**Written exercise:**
Lines containing the word "number" are the ones to copy from the records below.

--- Task material ---

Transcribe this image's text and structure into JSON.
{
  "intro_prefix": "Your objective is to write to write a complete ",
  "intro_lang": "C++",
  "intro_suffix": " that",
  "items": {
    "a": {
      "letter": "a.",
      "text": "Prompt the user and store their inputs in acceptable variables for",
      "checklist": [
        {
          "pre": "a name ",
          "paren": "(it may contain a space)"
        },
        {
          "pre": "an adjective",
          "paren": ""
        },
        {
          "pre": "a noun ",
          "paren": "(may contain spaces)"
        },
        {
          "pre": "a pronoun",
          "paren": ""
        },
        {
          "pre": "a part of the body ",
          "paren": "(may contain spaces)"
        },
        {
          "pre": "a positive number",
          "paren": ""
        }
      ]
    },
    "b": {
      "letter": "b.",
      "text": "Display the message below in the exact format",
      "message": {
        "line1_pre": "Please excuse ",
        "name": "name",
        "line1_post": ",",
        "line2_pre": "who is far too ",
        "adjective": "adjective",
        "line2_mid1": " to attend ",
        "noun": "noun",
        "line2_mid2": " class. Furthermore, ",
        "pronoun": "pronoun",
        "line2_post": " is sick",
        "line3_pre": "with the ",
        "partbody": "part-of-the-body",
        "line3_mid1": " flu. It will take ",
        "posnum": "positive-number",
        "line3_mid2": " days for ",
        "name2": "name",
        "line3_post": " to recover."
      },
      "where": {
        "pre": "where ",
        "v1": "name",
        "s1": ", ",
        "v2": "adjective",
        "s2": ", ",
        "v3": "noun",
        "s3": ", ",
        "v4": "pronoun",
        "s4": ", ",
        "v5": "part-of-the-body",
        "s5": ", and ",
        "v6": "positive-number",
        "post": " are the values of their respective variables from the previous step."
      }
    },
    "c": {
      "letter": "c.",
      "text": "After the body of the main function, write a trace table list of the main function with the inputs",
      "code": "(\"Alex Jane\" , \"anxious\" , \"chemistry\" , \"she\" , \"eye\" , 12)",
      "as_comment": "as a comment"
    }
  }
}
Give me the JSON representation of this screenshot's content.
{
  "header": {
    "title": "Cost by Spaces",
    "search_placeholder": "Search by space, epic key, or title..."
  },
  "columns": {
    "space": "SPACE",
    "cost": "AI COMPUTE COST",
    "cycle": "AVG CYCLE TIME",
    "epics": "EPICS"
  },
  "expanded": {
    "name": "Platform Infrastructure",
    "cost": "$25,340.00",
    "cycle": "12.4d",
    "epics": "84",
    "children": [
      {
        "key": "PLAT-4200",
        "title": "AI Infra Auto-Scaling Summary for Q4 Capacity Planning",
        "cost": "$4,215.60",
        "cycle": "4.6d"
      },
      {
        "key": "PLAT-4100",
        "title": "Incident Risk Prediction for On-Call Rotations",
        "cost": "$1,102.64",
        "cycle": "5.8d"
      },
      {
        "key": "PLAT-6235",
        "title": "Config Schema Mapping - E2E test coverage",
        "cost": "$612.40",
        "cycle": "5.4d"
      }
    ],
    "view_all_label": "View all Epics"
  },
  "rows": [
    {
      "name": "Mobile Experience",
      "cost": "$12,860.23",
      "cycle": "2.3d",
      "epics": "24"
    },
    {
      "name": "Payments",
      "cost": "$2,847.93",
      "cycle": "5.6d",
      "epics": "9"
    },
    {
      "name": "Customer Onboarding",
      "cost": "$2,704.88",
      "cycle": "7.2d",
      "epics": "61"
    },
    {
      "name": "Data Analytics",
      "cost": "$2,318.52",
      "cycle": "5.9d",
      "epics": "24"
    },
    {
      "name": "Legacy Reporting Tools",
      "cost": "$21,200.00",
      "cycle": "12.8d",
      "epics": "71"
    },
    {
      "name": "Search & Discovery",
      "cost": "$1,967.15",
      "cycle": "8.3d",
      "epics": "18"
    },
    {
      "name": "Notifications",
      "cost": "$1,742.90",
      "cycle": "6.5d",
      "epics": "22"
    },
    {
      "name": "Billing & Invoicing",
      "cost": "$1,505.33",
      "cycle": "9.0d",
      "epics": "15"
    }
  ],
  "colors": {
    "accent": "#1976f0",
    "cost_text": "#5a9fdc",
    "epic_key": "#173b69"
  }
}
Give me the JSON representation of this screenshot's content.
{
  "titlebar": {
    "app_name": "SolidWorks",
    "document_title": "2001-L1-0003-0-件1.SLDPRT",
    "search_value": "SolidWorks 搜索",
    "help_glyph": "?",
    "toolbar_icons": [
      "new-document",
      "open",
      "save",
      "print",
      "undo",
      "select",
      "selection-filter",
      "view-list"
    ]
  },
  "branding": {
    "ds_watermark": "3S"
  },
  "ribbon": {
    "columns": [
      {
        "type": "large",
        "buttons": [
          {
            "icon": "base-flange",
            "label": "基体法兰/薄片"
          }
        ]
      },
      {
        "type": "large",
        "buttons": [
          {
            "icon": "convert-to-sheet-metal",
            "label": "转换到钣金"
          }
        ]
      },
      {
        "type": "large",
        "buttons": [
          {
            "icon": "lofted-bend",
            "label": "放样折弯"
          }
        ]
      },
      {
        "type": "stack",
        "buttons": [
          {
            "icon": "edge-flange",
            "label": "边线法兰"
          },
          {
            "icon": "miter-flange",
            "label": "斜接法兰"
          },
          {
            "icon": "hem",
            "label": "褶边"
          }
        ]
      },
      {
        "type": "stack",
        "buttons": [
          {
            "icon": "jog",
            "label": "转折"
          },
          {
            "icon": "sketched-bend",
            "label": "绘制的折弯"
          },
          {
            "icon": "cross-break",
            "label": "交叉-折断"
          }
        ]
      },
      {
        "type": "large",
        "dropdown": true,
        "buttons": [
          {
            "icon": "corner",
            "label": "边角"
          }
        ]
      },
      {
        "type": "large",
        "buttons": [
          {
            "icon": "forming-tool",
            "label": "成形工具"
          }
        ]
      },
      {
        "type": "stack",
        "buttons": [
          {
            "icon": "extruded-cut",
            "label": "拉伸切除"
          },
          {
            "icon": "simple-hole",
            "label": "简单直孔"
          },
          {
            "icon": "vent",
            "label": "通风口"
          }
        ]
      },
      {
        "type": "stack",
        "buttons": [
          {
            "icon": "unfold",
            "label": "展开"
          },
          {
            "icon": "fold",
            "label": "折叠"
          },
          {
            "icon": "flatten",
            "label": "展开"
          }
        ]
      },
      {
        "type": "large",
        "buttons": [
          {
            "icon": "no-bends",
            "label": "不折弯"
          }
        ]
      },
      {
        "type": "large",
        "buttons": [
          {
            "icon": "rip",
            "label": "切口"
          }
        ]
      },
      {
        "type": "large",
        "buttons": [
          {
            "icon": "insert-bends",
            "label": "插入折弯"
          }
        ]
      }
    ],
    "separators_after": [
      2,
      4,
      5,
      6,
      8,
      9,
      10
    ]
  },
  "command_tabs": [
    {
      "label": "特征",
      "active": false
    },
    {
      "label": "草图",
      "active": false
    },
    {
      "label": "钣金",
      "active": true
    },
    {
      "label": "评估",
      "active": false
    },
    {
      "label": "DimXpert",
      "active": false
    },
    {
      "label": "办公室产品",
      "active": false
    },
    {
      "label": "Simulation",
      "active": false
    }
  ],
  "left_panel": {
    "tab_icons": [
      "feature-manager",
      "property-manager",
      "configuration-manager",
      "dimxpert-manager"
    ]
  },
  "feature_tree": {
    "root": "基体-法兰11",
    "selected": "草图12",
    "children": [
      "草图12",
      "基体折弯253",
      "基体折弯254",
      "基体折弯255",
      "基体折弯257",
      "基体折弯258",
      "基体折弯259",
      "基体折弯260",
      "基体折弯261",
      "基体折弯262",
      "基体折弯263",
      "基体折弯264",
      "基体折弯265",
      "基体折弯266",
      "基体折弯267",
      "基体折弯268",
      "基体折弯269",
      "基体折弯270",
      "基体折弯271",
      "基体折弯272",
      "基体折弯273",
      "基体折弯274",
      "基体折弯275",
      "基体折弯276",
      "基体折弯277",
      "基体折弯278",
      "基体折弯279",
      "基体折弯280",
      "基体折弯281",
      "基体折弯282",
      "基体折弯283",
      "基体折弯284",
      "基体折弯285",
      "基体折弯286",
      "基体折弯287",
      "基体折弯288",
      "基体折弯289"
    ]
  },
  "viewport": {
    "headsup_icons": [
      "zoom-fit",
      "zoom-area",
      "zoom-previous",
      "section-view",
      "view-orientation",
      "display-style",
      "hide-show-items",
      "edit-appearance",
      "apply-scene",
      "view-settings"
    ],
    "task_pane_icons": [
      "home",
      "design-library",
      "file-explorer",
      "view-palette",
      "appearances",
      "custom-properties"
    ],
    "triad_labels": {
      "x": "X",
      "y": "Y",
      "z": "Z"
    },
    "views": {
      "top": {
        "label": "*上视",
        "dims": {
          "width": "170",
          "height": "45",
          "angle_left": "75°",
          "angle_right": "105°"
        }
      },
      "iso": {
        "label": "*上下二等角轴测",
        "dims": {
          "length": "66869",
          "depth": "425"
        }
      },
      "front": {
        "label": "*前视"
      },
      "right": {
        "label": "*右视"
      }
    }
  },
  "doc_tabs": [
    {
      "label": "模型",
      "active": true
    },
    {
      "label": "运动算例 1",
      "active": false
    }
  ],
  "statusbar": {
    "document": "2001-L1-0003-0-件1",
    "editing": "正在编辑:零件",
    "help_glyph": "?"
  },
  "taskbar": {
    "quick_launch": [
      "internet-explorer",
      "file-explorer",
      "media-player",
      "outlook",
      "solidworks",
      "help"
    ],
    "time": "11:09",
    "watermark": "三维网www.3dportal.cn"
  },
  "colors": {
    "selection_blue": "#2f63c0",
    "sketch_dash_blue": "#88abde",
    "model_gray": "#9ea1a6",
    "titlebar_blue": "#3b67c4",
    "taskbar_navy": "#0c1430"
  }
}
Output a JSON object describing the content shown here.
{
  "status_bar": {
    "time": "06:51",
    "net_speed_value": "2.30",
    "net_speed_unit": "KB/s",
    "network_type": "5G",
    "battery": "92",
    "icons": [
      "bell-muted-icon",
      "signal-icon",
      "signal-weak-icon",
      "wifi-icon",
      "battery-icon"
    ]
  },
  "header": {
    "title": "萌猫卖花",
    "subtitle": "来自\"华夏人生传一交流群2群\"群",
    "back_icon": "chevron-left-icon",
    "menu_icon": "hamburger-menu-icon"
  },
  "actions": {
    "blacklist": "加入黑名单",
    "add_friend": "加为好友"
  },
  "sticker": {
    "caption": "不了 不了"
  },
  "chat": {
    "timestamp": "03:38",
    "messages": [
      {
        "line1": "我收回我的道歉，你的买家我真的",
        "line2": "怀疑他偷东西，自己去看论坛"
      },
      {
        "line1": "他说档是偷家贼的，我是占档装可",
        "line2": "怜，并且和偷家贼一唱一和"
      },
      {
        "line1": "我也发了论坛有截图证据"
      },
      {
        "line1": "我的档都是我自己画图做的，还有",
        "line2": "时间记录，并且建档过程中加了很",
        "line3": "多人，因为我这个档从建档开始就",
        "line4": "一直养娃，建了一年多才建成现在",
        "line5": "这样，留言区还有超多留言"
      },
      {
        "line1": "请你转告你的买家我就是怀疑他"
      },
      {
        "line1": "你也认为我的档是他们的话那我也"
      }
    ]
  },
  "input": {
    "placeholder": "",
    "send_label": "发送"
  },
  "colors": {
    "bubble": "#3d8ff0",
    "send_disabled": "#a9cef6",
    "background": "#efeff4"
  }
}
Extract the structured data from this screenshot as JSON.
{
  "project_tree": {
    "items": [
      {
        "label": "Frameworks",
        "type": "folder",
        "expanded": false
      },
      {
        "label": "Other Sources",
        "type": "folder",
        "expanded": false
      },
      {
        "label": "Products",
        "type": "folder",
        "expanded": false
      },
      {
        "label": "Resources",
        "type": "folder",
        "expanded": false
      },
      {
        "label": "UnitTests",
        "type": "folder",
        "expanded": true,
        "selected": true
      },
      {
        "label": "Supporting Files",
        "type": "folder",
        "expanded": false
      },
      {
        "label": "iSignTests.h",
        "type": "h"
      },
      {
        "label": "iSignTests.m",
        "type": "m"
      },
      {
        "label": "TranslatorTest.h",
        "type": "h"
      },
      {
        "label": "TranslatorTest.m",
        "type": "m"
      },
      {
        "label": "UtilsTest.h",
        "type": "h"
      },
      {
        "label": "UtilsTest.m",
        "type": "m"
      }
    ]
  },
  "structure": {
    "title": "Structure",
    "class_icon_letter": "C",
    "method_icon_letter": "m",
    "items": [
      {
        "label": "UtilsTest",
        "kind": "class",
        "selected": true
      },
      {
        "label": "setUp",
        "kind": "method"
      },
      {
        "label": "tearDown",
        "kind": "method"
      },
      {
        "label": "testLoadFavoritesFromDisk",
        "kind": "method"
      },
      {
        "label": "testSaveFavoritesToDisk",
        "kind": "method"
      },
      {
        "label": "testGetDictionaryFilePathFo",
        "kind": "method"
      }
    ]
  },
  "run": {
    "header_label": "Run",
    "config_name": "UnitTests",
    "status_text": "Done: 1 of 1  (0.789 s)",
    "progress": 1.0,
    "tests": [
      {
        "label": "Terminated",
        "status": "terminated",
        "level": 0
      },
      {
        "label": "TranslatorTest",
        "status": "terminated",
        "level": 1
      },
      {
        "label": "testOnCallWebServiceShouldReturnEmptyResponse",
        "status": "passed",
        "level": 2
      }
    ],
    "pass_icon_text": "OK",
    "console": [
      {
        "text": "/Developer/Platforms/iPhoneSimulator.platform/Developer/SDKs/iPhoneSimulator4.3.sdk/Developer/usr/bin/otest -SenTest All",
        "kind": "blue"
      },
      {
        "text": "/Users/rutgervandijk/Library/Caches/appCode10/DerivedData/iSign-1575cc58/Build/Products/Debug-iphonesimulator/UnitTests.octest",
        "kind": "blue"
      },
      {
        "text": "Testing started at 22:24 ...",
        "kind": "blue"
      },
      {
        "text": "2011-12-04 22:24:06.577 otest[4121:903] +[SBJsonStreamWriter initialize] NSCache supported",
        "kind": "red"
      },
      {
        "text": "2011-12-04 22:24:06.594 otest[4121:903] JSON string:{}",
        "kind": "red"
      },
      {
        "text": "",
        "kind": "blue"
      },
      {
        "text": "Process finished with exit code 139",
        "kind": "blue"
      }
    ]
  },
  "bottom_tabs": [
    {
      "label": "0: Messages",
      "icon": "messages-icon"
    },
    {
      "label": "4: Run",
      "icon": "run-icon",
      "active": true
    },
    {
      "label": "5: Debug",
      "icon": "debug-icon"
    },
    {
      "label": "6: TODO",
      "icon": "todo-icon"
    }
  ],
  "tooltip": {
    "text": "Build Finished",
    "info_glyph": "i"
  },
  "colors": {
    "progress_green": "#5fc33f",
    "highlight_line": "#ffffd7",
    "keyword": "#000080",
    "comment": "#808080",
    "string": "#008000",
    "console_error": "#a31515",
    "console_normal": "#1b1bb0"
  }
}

---

**Expected answer:**
          "pre": "a positive number",
        "posnum": "positive-number",
        "v6": "positive-number",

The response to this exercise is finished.